(Data entries)
☆ ☆ ☆ ☆ ☆ ☆ ☆

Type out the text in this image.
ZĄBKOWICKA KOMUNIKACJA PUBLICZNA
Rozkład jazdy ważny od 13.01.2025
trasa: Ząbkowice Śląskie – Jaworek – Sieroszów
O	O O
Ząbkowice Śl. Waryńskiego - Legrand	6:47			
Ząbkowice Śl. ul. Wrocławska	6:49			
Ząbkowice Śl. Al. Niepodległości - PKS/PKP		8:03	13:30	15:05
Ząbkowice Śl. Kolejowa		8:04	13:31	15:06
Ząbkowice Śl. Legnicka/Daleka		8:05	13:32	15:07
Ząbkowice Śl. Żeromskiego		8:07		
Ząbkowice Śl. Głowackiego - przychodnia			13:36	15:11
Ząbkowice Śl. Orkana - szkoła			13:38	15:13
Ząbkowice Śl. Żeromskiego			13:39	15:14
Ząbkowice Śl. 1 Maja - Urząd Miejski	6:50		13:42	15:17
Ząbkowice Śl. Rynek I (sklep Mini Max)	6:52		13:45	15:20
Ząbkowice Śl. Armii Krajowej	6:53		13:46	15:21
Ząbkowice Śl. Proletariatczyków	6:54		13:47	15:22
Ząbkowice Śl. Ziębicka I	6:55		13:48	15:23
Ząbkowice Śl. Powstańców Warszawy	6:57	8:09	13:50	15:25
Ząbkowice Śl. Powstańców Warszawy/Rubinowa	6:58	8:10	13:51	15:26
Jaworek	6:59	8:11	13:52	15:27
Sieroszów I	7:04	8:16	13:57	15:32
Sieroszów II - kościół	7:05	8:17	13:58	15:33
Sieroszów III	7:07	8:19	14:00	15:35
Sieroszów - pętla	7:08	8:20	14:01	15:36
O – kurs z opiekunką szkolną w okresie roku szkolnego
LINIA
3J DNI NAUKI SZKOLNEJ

☆ ☆ ☆ ☆ ☆ ☆ ☆

Determine how many lines of the data contain "Sieroszów" and give nothing but that number.

5